%%

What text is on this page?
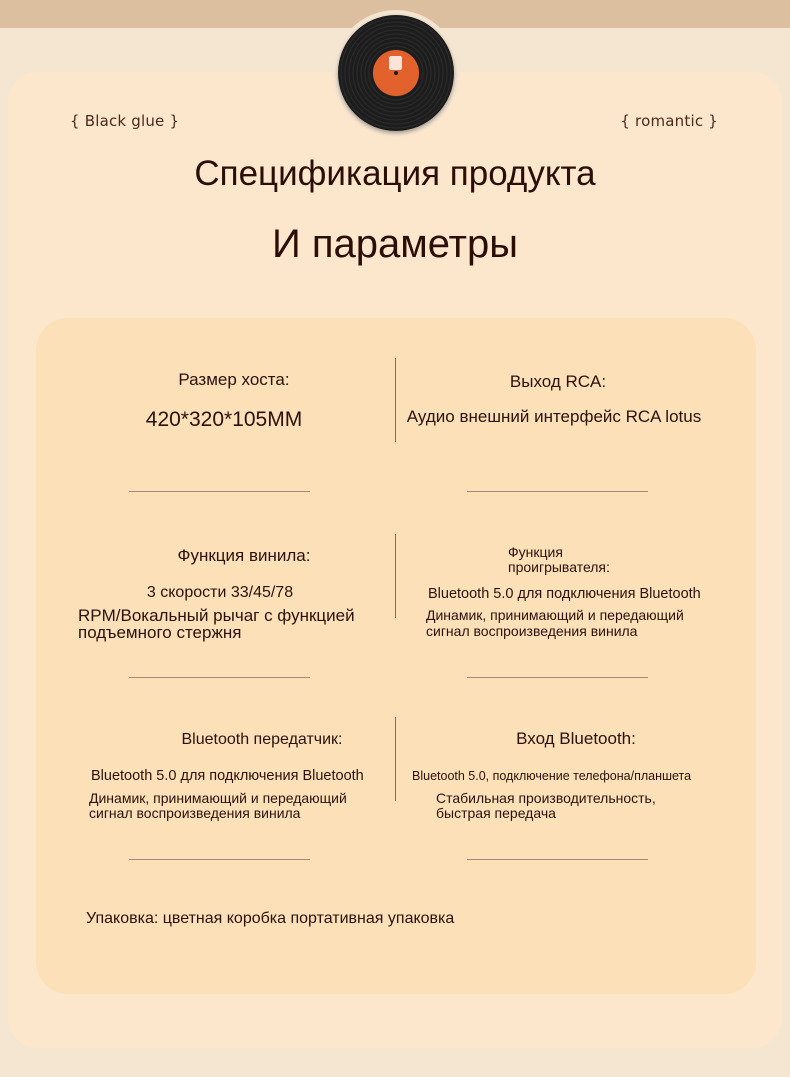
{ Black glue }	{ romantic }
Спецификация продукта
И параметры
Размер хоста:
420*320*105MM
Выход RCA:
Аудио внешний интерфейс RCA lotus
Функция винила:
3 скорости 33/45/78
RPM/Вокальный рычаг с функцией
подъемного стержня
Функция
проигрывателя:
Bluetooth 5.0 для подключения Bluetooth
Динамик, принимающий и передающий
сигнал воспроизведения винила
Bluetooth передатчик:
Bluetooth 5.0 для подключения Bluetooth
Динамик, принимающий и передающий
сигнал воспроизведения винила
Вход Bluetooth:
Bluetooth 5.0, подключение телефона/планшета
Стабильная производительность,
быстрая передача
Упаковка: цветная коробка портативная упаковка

%%
%%

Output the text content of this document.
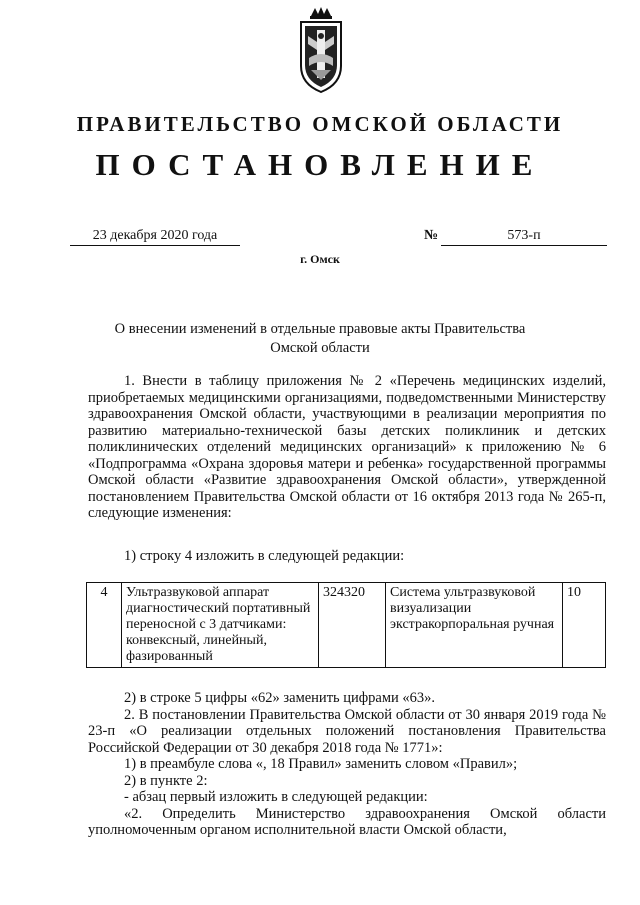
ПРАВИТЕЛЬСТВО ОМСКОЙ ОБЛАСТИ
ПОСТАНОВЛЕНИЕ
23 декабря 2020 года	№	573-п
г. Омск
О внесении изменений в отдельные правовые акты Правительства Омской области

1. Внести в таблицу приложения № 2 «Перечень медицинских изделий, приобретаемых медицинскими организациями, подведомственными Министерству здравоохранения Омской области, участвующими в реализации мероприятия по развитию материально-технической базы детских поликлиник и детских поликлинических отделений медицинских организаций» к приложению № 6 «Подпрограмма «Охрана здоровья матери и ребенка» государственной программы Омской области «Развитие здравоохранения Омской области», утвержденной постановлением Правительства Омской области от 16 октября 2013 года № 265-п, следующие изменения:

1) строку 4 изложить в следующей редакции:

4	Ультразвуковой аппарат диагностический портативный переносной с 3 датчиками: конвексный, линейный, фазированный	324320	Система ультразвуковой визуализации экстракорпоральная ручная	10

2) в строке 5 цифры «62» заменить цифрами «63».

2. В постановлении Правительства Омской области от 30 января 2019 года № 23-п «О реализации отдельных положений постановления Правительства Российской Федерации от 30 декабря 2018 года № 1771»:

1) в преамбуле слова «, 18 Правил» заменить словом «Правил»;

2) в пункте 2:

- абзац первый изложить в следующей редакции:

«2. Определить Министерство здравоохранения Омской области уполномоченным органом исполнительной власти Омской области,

%%

→ What is being asked:
Go through the data above and find the lines with the word "следующей". Copy each of those lines.

→ Task answer:
1) строку 4 изложить в следующей редакции:
- абзац первый изложить в следующей редакции:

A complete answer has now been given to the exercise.